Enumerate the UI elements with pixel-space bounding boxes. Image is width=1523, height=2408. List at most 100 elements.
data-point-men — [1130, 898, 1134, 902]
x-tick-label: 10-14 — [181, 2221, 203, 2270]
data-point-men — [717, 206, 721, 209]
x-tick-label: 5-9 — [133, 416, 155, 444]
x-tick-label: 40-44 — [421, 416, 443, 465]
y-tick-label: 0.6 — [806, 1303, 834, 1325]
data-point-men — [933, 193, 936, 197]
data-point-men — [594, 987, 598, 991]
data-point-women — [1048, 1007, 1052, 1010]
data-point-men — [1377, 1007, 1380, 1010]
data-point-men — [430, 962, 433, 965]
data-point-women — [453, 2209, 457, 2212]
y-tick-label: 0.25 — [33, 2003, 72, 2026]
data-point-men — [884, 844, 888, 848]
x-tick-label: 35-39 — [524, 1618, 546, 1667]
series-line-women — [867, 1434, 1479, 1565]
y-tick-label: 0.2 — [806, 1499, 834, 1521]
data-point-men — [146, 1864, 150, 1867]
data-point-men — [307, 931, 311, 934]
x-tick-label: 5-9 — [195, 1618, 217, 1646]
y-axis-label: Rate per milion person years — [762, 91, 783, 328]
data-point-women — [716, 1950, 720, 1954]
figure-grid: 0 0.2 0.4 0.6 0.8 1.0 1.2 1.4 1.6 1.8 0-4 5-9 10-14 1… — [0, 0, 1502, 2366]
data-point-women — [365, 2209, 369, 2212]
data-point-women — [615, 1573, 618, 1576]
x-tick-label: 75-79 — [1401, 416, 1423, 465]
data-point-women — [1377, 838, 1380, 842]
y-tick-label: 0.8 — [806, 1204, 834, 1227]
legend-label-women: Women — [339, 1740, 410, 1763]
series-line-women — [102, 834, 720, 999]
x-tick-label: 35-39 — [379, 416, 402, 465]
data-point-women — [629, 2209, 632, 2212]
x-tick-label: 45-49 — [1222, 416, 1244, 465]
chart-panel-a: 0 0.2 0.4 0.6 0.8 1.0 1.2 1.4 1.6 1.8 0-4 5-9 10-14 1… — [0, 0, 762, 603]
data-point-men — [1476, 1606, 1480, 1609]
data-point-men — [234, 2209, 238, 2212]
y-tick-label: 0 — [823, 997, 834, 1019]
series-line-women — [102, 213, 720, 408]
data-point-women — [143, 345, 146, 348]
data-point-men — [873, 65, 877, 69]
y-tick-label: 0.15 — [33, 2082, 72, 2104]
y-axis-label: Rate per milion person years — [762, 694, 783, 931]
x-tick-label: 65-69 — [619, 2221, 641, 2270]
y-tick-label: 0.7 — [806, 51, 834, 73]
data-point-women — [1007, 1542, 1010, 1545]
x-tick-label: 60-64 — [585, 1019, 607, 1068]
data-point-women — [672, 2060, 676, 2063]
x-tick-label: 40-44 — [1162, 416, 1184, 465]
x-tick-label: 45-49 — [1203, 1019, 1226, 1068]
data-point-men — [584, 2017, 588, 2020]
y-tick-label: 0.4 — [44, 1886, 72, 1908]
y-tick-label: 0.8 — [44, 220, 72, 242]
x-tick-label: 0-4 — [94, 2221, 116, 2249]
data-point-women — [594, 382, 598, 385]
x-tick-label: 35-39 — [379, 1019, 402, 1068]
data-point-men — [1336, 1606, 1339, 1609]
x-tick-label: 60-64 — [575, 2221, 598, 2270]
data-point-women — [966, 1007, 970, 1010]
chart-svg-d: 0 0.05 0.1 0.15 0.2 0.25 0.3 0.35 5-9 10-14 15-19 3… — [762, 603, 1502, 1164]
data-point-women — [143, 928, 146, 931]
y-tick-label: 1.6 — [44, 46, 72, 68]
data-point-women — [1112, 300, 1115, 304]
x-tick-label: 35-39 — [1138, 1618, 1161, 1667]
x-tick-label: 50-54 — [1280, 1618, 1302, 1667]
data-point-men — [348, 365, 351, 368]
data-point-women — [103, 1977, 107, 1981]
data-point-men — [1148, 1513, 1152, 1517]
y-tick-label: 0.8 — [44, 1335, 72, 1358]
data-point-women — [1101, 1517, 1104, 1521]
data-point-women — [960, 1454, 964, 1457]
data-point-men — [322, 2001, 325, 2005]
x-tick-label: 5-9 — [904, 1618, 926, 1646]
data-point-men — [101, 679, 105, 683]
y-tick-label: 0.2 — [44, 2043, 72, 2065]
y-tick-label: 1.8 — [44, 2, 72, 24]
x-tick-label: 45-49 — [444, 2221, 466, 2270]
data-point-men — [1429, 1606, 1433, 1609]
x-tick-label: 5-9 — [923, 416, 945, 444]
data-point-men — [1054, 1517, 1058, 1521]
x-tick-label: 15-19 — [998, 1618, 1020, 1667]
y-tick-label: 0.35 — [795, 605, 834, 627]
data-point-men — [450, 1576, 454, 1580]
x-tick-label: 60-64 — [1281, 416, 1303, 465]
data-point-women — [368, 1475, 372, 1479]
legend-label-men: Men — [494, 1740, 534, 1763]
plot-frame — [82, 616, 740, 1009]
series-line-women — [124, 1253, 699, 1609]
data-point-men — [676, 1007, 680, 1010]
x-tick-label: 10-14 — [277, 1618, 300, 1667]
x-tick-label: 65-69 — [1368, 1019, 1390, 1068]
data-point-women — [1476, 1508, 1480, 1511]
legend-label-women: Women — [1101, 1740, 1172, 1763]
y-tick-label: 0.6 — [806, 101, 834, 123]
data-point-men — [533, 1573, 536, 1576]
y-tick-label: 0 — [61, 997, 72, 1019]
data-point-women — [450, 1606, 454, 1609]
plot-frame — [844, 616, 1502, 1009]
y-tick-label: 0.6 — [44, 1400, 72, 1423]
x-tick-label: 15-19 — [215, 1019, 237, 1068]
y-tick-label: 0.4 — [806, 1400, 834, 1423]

****

* _Written exercise_
Render every line of the records above as a Markdown table with the columns Row and Record line. Number the rows in order and skip any blank lines.

* _Finished answer_
| Row | Record line |
|---|---|
| 1 | Enumerate the UI elements with pixel-space bounding boxes. Image is width=1523, height=2408. List at most 100 elements. |
| 2 | data-point-men — [1130, 898, 1134, 902] |
| 3 | x-tick-label: 10-14 — [181, 2221, 203, 2270] |
| 4 | data-point-men — [717, 206, 721, 209] |
| 5 | x-tick-label: 5-9 — [133, 416, 155, 444] |
| 6 | x-tick-label: 40-44 — [421, 416, 443, 465] |
| 7 | y-tick-label: 0.6 — [806, 1303, 834, 1325] |
| 8 | data-point-men — [933, 193, 936, 197] |
| 9 | data-point-men — [594, 987, 598, 991] |
| 10 | data-point-women — [1048, 1007, 1052, 1010] |
| 11 | data-point-men — [1377, 1007, 1380, 1010] |
| 12 | data-point-men — [430, 962, 433, 965] |
| 13 | data-point-women — [453, 2209, 457, 2212] |
| 14 | y-tick-label: 0.25 — [33, 2003, 72, 2026] |
| 15 | data-point-men — [884, 844, 888, 848] |
| 16 | x-tick-label: 35-39 — [524, 1618, 546, 1667] |
| 17 | series-line-women — [867, 1434, 1479, 1565] |
| 18 | y-tick-label: 0.2 — [806, 1499, 834, 1521] |
| 19 | data-point-men — [146, 1864, 150, 1867] |
| 20 | data-point-men — [307, 931, 311, 934] |
| 21 | x-tick-label: 5-9 — [195, 1618, 217, 1646] |
| 22 | y-axis-label: Rate per milion person years — [762, 91, 783, 328] |
| 23 | data-point-women — [716, 1950, 720, 1954] |
| 24 | figure-grid: 0 0.2 0.4 0.6 0.8 1.0 1.2 1.4 1.6 1.8 0-4 5-9 10-14 1… — [0, 0, 1502, 2366] |
| 25 | data-point-women — [365, 2209, 369, 2212] |
| 26 | data-point-women — [615, 1573, 618, 1576] |
| 27 | x-tick-label: 75-79 — [1401, 416, 1423, 465] |
| 28 | data-point-women — [1377, 838, 1380, 842] |
| 29 | y-tick-label: 0.8 — [806, 1204, 834, 1227] |
| 30 | legend-label-women: Women — [339, 1740, 410, 1763] |
| 31 | series-line-women — [102, 834, 720, 999] |
| 32 | x-tick-label: 35-39 — [379, 416, 402, 465] |
| 33 | data-point-women — [629, 2209, 632, 2212] |
| 34 | x-tick-label: 45-49 — [1222, 416, 1244, 465] |
| 35 | chart-panel-a: 0 0.2 0.4 0.6 0.8 1.0 1.2 1.4 1.6 1.8 0-4 5-9 10-14 1… — [0, 0, 762, 603] |
| 36 | data-point-men — [1476, 1606, 1480, 1609] |
| 37 | data-point-men — [234, 2209, 238, 2212] |
| 38 | y-tick-label: 0 — [823, 997, 834, 1019] |
| 39 | series-line-women — [102, 213, 720, 408] |
| 40 | data-point-women — [143, 345, 146, 348] |
| 41 | data-point-men — [873, 65, 877, 69] |
| 42 | y-tick-label: 0.15 — [33, 2082, 72, 2104] |
| 43 | y-axis-label: Rate per milion person years — [762, 694, 783, 931] |
| 44 | x-tick-label: 65-69 — [619, 2221, 641, 2270] |
| 45 | y-tick-label: 0.7 — [806, 51, 834, 73] |
| 46 | data-point-women — [1007, 1542, 1010, 1545] |
| 47 | x-tick-label: 60-64 — [585, 1019, 607, 1068] |
| 48 | data-point-women — [672, 2060, 676, 2063] |
| 49 | x-tick-label: 40-44 — [1162, 416, 1184, 465] |
| 50 | x-tick-label: 45-49 — [1203, 1019, 1226, 1068] |
| 51 | data-point-men — [584, 2017, 588, 2020] |
| 52 | y-tick-label: 0.4 — [44, 1886, 72, 1908] |
| 53 | y-tick-label: 0.8 — [44, 220, 72, 242] |
| 54 | x-tick-label: 0-4 — [94, 2221, 116, 2249] |
| 55 | data-point-women — [594, 382, 598, 385] |
| 56 | x-tick-label: 35-39 — [379, 1019, 402, 1068] |
| 57 | data-point-men — [1336, 1606, 1339, 1609] |
| 58 | x-tick-label: 60-64 — [575, 2221, 598, 2270] |
| 59 | data-point-women — [966, 1007, 970, 1010] |
| 60 | chart-svg-d: 0 0.05 0.1 0.15 0.2 0.25 0.3 0.35 5-9 10-14 15-19 3… — [762, 603, 1502, 1164] |
| 61 | data-point-women — [143, 928, 146, 931] |
| 62 | y-tick-label: 1.6 — [44, 46, 72, 68] |
| 63 | data-point-women — [1112, 300, 1115, 304] |
| 64 | x-tick-label: 35-39 — [1138, 1618, 1161, 1667] |
| 65 | x-tick-label: 50-54 — [1280, 1618, 1302, 1667] |
| 66 | data-point-men — [348, 365, 351, 368] |
| 67 | data-point-women — [103, 1977, 107, 1981] |
| 68 | data-point-men — [1148, 1513, 1152, 1517] |
| 69 | y-tick-label: 0.8 — [44, 1335, 72, 1358] |
| 70 | data-point-women — [1101, 1517, 1104, 1521] |
| 71 | data-point-women — [960, 1454, 964, 1457] |
| 72 | data-point-men — [322, 2001, 325, 2005] |
| 73 | x-tick-label: 5-9 — [904, 1618, 926, 1646] |
| 74 | data-point-men — [101, 679, 105, 683] |
| 75 | y-tick-label: 0.2 — [44, 2043, 72, 2065] |
| 76 | y-tick-label: 1.8 — [44, 2, 72, 24] |
| 77 | x-tick-label: 45-49 — [444, 2221, 466, 2270] |
| 78 | data-point-men — [1429, 1606, 1433, 1609] |
| 79 | x-tick-label: 5-9 — [923, 416, 945, 444] |
| 80 | data-point-men — [1054, 1517, 1058, 1521] |
| 81 | x-tick-label: 15-19 — [998, 1618, 1020, 1667] |
| 82 | y-tick-label: 0.35 — [795, 605, 834, 627] |
| 83 | data-point-men — [450, 1576, 454, 1580] |
| 84 | x-tick-label: 60-64 — [1281, 416, 1303, 465] |
| 85 | data-point-women — [368, 1475, 372, 1479] |
| 86 | legend-label-men: Men — [494, 1740, 534, 1763] |
| 87 | plot-frame — [82, 616, 740, 1009] |
| 88 | series-line-women — [124, 1253, 699, 1609] |
| 89 | data-point-men — [676, 1007, 680, 1010] |
| 90 | x-tick-label: 10-14 — [277, 1618, 300, 1667] |
| 91 | x-tick-label: 65-69 — [1368, 1019, 1390, 1068] |
| 92 | data-point-women — [1476, 1508, 1480, 1511] |
| 93 | legend-label-women: Women — [1101, 1740, 1172, 1763] |
| 94 | y-tick-label: 0.6 — [806, 101, 834, 123] |
| 95 | data-point-men — [533, 1573, 536, 1576] |
| 96 | y-tick-label: 0 — [61, 997, 72, 1019] |
| 97 | data-point-women — [450, 1606, 454, 1609] |
| 98 | plot-frame — [844, 616, 1502, 1009] |
| 99 | y-tick-label: 0.6 — [44, 1400, 72, 1423] |
| 100 | x-tick-label: 15-19 — [215, 1019, 237, 1068] |
| 101 | y-tick-label: 0.4 — [806, 1400, 834, 1423] |